**Requirements**
Count lines with "شهرستان" in them. Report only the total.

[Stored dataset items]
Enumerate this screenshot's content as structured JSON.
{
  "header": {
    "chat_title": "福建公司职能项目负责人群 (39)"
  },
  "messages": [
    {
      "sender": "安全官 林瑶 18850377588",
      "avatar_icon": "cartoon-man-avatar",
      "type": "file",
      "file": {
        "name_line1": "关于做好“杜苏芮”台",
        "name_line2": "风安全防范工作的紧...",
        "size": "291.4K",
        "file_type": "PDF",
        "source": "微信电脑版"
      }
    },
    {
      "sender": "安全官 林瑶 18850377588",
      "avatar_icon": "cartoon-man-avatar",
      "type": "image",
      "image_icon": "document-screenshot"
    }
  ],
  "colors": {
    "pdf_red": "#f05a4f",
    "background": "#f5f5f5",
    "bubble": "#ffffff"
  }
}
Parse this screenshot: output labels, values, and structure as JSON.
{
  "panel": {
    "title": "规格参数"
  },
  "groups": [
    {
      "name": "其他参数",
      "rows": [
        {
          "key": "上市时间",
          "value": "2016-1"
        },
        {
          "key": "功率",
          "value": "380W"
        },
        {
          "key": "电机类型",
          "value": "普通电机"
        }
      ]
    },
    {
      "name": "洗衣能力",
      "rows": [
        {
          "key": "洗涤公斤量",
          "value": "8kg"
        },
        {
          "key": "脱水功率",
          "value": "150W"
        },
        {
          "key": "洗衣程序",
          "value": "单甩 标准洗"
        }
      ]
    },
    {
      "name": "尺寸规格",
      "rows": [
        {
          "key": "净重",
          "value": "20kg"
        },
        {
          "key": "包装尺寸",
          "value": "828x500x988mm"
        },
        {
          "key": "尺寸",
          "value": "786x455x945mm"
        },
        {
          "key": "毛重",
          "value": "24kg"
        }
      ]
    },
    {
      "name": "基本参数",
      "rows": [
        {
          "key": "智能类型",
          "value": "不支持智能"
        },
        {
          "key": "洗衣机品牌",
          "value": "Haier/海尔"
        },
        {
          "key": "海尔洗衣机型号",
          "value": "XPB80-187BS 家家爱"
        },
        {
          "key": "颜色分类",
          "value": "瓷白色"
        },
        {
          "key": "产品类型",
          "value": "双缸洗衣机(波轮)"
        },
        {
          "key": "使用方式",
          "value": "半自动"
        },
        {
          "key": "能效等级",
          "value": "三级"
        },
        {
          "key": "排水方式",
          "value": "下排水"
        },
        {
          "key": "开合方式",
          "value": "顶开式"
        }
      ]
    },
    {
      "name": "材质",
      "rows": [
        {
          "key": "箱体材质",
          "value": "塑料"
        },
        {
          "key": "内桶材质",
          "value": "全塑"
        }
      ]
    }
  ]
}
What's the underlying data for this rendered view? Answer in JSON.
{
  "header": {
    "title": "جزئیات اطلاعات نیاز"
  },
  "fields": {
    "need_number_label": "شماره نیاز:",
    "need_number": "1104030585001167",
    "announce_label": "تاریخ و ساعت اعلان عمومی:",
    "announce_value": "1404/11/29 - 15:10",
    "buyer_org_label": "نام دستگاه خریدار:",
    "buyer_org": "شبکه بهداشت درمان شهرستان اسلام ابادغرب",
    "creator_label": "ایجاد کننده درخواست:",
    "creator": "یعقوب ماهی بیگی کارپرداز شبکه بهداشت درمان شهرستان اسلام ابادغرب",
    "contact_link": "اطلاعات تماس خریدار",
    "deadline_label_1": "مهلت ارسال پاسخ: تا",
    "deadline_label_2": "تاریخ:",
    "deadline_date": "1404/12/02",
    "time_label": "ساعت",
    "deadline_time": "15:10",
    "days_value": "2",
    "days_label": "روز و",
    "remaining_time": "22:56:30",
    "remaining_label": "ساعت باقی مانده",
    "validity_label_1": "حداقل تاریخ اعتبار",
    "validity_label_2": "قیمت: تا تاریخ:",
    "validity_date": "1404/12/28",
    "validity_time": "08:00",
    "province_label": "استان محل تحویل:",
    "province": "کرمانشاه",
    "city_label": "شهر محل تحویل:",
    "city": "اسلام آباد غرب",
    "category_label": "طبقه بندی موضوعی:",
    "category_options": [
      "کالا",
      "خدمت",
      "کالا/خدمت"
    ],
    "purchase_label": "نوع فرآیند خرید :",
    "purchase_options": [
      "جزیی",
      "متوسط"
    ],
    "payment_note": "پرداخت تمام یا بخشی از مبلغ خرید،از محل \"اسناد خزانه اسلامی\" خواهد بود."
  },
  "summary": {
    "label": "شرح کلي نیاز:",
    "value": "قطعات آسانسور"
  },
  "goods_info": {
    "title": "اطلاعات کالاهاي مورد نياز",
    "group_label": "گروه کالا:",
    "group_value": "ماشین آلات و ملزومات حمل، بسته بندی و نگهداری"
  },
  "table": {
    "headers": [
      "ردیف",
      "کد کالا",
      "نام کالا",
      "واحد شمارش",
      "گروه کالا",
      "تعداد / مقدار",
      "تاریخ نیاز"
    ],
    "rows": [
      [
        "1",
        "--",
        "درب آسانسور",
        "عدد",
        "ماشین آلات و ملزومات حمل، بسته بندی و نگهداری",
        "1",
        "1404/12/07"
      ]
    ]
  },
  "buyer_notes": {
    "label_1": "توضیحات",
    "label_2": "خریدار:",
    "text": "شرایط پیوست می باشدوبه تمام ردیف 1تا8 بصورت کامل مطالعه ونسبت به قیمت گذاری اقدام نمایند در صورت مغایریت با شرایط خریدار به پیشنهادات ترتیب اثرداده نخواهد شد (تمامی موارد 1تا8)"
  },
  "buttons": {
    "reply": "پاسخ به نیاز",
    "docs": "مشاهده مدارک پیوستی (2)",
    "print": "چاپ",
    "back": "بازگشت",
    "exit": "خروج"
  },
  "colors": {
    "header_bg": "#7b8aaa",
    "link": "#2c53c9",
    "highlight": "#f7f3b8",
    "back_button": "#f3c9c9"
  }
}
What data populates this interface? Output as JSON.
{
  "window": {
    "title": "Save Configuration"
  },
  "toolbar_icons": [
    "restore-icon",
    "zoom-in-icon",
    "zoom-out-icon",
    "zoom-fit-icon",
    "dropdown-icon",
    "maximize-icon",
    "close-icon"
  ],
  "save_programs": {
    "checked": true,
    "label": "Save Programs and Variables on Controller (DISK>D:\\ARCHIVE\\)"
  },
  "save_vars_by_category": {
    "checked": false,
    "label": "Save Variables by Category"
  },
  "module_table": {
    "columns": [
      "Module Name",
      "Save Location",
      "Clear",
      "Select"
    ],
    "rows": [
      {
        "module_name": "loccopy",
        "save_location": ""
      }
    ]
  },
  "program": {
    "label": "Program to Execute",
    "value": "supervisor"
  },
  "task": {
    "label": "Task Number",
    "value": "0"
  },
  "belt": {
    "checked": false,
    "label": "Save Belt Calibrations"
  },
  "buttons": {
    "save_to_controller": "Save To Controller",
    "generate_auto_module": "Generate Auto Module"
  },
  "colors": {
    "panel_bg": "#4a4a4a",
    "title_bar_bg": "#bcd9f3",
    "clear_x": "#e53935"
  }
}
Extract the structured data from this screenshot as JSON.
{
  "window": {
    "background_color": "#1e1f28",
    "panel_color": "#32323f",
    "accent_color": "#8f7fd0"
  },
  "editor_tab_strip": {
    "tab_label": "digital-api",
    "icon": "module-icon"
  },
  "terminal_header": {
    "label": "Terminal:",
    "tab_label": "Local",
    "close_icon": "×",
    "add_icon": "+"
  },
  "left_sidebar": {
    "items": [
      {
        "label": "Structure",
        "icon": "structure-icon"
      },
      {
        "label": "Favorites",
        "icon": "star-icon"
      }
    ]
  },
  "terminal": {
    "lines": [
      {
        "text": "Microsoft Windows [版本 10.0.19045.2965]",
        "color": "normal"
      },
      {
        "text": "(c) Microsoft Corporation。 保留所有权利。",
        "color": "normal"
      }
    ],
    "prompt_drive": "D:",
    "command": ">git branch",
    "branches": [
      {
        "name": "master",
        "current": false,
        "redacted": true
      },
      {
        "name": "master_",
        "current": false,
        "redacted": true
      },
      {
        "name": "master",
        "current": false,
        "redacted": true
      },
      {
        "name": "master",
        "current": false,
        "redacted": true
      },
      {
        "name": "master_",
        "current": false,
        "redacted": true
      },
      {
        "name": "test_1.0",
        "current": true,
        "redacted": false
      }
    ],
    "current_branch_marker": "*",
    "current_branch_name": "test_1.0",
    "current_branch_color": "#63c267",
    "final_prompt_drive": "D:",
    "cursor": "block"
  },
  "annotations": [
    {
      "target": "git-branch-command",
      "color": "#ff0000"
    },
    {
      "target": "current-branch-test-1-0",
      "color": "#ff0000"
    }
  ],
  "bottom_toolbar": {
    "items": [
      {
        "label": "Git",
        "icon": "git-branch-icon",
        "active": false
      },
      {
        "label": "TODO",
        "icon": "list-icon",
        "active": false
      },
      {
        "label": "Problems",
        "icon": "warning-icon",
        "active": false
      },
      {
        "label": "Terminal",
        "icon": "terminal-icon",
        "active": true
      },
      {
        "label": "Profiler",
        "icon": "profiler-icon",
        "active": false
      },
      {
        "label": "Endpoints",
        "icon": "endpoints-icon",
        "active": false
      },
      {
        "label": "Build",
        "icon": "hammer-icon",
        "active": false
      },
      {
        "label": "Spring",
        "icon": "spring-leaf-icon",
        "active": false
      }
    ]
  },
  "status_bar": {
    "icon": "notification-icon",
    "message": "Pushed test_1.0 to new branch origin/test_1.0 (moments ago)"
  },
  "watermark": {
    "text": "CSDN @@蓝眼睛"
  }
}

**Result of this task**
2